- GIVEN EXERCISE -
Return each line holding the string "dots".

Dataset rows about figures
※

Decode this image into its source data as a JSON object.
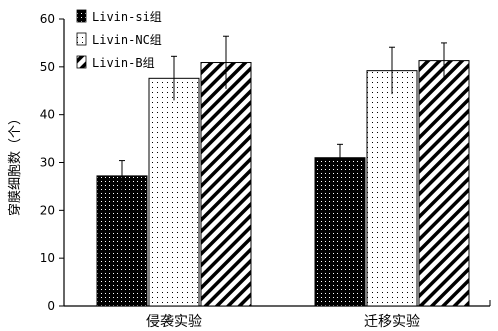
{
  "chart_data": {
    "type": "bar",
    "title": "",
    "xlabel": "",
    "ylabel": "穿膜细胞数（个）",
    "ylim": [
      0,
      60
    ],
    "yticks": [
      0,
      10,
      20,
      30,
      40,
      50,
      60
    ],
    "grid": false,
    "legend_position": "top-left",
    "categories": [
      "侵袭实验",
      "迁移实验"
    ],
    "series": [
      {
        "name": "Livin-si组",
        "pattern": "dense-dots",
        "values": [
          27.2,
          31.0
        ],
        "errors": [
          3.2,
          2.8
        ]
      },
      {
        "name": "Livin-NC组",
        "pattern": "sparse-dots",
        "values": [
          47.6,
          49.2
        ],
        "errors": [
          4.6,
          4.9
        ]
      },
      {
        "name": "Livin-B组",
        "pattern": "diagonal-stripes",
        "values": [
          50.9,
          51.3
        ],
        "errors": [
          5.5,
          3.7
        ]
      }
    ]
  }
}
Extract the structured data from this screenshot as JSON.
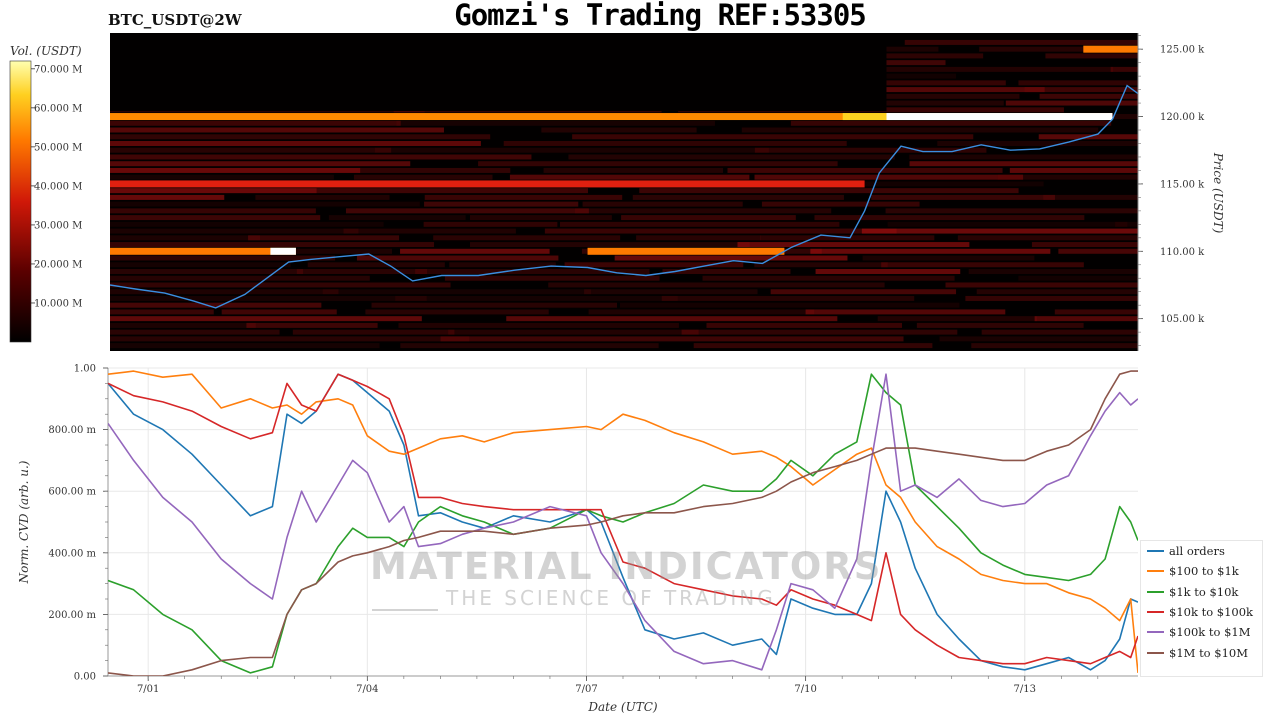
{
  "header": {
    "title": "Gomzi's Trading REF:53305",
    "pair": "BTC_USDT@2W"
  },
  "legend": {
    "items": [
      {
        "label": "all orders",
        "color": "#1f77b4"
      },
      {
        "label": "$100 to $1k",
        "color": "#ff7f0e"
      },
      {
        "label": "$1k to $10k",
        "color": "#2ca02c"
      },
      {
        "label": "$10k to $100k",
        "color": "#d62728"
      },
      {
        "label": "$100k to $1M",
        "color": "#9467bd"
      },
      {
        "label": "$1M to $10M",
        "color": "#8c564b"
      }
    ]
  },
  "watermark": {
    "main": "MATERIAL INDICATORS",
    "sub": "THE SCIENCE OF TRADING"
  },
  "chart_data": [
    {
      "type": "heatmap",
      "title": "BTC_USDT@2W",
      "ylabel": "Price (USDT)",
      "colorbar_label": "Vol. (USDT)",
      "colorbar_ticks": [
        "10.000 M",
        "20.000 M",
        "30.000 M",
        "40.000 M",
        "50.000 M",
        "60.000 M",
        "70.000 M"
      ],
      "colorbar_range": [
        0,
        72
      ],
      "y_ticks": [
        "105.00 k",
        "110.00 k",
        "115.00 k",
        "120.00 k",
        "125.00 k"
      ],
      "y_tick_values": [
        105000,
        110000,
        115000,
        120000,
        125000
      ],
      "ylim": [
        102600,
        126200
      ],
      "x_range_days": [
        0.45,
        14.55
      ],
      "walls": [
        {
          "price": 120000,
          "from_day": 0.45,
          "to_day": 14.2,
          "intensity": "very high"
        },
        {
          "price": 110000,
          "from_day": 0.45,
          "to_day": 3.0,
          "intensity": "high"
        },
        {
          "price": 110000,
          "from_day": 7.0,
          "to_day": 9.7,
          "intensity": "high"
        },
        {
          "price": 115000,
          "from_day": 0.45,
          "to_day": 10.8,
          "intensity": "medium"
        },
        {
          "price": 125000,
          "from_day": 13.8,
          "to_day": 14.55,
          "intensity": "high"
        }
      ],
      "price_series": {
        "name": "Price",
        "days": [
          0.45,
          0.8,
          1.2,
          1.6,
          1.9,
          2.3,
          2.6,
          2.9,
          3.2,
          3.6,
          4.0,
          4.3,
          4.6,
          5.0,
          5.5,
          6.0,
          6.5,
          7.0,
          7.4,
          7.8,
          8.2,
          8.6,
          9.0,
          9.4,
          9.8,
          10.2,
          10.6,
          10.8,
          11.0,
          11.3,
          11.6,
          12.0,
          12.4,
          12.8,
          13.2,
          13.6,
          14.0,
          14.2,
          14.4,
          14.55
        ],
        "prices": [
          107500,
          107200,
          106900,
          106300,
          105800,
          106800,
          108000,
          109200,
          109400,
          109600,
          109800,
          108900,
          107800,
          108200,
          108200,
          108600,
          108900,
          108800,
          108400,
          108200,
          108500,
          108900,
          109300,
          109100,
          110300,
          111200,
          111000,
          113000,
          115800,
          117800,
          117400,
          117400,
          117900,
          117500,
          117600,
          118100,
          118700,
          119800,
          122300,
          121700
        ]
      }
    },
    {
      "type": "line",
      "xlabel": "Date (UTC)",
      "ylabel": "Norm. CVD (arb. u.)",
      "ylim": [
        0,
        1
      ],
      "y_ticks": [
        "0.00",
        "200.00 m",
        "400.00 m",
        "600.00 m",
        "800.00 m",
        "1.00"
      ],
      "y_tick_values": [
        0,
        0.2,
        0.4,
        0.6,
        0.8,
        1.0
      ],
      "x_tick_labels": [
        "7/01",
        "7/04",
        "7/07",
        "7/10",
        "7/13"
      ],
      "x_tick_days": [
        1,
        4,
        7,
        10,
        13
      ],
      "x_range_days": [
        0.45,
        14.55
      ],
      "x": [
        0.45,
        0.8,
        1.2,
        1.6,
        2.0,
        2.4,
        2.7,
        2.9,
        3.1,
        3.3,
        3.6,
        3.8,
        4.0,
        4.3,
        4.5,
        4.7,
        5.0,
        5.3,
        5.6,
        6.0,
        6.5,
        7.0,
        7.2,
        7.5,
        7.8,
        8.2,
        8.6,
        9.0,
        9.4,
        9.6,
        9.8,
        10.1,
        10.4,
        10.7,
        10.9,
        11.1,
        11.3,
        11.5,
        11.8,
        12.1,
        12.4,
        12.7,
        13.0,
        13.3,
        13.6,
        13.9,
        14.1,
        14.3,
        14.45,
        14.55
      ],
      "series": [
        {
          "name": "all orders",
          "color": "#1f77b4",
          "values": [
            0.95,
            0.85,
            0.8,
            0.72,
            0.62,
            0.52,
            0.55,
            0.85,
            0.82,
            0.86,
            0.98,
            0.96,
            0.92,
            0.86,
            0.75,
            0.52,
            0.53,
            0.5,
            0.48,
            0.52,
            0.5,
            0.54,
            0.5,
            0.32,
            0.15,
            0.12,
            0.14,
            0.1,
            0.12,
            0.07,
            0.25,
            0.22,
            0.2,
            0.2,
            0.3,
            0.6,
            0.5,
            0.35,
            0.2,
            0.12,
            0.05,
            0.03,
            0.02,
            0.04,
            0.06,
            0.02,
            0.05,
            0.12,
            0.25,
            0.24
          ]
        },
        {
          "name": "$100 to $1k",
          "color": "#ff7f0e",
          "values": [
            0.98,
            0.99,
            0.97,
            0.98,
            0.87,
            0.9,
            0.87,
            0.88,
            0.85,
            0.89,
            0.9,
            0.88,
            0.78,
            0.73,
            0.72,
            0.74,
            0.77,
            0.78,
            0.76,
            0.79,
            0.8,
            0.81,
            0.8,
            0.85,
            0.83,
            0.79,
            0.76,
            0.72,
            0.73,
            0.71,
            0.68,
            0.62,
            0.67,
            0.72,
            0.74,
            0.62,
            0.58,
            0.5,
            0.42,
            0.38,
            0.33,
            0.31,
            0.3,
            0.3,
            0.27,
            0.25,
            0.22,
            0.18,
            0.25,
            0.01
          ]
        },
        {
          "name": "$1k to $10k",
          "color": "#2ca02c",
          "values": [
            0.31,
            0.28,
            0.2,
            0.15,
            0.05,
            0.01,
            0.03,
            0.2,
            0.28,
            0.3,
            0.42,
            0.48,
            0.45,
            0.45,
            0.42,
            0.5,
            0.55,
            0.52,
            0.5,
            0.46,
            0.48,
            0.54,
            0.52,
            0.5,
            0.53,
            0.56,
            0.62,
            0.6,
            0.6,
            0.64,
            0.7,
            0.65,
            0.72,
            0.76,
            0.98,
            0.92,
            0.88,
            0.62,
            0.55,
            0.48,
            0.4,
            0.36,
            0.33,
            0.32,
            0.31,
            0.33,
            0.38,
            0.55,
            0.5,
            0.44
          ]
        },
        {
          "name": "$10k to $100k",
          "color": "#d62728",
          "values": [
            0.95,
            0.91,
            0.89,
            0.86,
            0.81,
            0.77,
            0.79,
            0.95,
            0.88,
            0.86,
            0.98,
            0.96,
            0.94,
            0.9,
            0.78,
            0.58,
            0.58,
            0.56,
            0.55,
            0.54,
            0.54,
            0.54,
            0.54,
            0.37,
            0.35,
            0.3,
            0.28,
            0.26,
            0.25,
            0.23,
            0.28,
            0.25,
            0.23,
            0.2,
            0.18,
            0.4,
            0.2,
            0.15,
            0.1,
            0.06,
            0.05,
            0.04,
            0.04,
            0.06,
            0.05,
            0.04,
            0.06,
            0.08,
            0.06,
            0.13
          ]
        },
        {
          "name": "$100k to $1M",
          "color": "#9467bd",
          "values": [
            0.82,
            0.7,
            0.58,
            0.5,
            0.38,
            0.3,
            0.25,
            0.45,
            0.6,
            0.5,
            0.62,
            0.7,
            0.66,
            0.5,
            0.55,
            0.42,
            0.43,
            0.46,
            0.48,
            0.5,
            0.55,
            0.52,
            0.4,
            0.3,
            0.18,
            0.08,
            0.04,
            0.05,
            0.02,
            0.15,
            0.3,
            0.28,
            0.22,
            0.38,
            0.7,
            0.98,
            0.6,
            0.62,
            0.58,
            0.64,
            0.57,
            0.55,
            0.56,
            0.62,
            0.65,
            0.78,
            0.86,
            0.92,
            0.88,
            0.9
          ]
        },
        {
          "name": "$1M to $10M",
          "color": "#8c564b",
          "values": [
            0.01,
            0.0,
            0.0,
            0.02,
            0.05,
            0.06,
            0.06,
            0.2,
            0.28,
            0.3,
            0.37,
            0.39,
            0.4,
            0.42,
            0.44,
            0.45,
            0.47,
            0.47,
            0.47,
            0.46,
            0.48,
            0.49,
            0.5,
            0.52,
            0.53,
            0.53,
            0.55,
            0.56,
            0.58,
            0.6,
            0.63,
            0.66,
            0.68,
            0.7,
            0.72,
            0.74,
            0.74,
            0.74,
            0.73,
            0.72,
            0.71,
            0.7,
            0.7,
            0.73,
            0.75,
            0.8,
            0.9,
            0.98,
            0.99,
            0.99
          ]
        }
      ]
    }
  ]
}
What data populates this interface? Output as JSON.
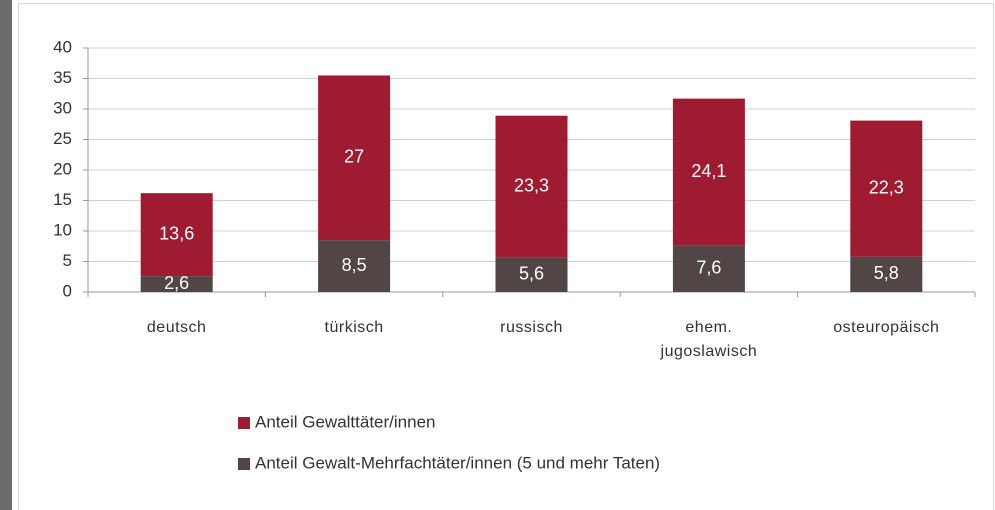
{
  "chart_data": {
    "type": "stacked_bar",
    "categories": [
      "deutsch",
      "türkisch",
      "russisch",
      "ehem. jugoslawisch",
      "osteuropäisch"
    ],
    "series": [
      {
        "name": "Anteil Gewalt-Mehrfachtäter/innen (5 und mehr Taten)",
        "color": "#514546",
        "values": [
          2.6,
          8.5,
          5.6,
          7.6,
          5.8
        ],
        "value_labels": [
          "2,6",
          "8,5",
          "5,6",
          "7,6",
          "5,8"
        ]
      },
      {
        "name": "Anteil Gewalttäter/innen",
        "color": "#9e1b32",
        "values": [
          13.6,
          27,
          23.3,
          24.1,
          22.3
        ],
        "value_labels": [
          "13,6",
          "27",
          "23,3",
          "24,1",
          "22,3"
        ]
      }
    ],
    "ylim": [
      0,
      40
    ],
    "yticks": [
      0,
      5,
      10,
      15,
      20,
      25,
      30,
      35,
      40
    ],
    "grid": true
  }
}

※

- EXERCISE RESPONSE -
        "pattern": "dense-dots",
        "pattern": "sparse-dots",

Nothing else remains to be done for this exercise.